■ What you will do
Write out the records beneath this line exactly as they appear, minus any images.
** start of Material provided **
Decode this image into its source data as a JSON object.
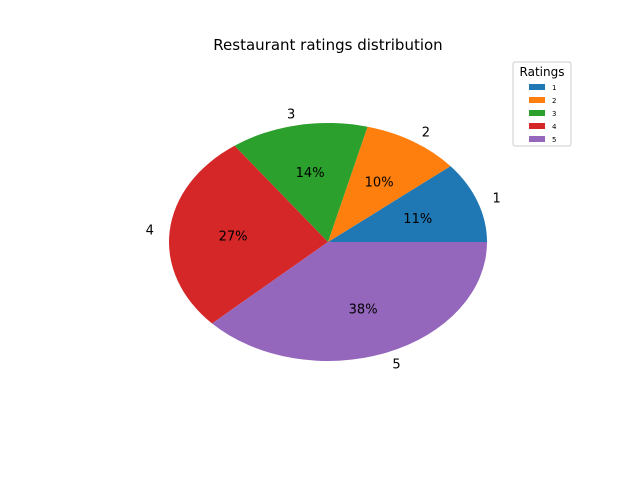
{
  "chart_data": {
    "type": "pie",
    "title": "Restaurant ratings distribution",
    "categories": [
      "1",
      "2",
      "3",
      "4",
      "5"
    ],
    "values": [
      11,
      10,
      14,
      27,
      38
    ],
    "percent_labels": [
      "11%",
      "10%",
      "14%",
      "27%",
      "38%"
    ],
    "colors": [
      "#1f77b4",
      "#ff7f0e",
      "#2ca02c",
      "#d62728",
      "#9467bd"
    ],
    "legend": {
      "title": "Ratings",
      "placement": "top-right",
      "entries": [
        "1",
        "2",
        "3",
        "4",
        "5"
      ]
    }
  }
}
** end of Material provided **
■ Output for this exercise
Decode this image into its source data as a JSON object.
{
  "chart_data": {
    "type": "pie",
    "title": "Restaurant ratings distribution",
    "categories": [
      "1",
      "2",
      "3",
      "4",
      "5"
    ],
    "values": [
      11,
      10,
      14,
      27,
      38
    ],
    "percent_labels": [
      "11%",
      "10%",
      "14%",
      "27%",
      "38%"
    ],
    "colors": [
      "#1f77b4",
      "#ff7f0e",
      "#2ca02c",
      "#d62728",
      "#9467bd"
    ],
    "legend": {
      "title": "Ratings",
      "placement": "top-right",
      "entries": [
        "1",
        "2",
        "3",
        "4",
        "5"
      ]
    }
  }
}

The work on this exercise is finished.